Collect every line below that contains the word "JSON".

[Start of Given records]

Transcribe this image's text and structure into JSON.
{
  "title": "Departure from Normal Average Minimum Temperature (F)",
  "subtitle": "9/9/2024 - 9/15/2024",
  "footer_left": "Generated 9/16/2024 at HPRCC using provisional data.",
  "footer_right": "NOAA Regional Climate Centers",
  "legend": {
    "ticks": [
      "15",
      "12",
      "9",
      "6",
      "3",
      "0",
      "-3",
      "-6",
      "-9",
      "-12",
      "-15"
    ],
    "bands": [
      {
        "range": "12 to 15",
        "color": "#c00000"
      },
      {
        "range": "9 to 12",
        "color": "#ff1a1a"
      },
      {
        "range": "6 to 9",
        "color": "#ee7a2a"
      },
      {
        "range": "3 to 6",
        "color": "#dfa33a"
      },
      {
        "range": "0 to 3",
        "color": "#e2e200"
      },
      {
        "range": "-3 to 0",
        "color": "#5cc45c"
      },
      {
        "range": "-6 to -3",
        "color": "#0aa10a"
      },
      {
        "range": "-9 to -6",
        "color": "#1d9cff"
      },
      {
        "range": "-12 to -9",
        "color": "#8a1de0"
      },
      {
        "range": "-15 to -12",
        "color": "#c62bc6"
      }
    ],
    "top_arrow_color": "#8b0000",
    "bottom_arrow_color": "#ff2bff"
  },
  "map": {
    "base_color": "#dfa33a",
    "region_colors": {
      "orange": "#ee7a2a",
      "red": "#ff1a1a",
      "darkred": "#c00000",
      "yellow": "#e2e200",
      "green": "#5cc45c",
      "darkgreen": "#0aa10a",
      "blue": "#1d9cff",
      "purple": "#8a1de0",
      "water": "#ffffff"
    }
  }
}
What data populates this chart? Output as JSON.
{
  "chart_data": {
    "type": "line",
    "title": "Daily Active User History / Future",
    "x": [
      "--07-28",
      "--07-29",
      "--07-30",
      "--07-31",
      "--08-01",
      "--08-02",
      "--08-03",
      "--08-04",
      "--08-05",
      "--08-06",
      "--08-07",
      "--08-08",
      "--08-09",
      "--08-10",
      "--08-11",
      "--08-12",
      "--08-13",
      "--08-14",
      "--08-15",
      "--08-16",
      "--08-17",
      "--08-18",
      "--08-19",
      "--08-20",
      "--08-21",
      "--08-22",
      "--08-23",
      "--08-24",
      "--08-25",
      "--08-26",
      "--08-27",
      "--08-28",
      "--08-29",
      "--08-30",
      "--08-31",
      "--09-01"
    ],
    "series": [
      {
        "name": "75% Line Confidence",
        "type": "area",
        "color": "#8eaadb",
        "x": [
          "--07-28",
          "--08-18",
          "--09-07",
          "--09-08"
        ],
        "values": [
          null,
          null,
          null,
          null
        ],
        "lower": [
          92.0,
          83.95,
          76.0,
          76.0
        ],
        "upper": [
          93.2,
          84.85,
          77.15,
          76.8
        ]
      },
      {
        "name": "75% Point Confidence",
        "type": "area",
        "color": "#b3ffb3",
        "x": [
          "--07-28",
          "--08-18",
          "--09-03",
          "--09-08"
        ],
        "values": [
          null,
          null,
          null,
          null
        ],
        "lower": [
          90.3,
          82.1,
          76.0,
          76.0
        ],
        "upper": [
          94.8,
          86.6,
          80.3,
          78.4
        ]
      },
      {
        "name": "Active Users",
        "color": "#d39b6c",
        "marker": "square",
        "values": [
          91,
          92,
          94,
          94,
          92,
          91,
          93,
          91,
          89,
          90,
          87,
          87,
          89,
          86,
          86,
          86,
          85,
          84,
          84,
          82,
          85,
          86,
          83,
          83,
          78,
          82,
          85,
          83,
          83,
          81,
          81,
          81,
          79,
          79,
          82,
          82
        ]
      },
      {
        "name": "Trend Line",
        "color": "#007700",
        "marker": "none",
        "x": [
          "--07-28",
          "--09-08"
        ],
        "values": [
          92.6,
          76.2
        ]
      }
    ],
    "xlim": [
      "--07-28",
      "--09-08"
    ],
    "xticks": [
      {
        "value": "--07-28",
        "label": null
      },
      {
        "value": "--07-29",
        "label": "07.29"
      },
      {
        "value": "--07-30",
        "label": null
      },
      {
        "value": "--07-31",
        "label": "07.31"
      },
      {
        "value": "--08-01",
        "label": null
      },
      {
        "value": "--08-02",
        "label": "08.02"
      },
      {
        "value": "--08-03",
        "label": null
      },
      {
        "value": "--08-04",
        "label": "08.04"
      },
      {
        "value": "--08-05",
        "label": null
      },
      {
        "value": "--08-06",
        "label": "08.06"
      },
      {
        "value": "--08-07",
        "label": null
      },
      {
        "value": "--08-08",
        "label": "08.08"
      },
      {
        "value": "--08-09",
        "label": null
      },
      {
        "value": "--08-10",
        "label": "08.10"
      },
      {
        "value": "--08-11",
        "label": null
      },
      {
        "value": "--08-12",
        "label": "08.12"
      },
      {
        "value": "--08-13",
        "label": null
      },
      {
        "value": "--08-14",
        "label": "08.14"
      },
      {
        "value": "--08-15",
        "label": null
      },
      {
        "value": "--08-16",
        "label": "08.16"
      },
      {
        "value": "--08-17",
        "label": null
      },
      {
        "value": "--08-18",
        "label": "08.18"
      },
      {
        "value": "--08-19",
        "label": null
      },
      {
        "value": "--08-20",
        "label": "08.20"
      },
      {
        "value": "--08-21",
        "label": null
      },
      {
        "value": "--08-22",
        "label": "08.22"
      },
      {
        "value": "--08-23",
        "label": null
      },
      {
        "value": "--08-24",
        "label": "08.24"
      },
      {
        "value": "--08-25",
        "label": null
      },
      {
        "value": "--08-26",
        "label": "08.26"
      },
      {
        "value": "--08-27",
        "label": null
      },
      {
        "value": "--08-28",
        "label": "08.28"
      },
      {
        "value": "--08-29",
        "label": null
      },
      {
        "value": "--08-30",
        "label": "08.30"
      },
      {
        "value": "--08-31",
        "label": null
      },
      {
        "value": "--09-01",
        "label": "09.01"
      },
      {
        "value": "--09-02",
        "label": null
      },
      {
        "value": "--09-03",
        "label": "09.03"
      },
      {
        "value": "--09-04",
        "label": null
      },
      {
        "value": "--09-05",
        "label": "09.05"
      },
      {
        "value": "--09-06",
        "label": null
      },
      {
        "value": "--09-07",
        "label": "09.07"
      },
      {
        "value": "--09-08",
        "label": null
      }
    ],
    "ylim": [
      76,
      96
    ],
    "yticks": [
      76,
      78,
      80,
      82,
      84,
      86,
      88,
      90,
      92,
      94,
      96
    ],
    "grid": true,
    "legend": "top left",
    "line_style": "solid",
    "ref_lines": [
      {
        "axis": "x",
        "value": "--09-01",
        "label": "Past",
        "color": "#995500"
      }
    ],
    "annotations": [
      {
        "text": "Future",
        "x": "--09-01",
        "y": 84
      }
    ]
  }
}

[End of Given records]

(Answer to the problem):
Transcribe this image's text and structure into JSON.
What data populates this chart? Output as JSON.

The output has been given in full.